## BEGIN

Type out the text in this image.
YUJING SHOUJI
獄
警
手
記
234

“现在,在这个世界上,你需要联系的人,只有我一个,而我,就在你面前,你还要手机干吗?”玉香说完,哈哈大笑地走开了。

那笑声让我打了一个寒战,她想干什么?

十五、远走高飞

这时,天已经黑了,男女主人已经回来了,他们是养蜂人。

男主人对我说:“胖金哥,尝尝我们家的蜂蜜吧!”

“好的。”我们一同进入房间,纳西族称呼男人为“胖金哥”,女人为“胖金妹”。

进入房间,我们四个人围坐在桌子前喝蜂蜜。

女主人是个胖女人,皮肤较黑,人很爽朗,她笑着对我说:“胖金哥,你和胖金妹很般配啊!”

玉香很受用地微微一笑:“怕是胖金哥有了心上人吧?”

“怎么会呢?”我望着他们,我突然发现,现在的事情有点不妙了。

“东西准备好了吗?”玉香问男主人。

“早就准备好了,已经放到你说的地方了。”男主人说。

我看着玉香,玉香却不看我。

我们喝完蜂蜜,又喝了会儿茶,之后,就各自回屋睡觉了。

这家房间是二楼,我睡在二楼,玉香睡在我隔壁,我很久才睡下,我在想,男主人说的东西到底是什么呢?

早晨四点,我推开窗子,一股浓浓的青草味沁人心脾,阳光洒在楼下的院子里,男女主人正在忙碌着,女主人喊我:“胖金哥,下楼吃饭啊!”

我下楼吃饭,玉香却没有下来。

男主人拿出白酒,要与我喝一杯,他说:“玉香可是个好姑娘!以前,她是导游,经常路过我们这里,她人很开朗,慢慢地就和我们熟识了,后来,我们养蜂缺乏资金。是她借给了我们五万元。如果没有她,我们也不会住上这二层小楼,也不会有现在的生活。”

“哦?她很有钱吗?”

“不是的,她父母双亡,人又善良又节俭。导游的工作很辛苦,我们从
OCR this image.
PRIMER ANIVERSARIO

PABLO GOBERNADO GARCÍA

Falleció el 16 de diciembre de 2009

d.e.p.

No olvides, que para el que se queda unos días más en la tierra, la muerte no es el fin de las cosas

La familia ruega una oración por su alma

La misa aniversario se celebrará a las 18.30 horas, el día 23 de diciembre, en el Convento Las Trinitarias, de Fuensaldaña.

## END

__Short problem__
Extract exactly the lines between the line containing "OCR this image." and the end of the data, including both.

__Answer to the exercise__
OCR this image.
PRIMER ANIVERSARIO

PABLO GOBERNADO GARCÍA

Falleció el 16 de diciembre de 2009

d.e.p.

No olvides, que para el que se queda unos días más en la tierra, la muerte no es el fin de las cosas

La familia ruega una oración por su alma

La misa aniversario se celebrará a las 18.30 horas, el día 23 de diciembre, en el Convento Las Trinitarias, de Fuensaldaña.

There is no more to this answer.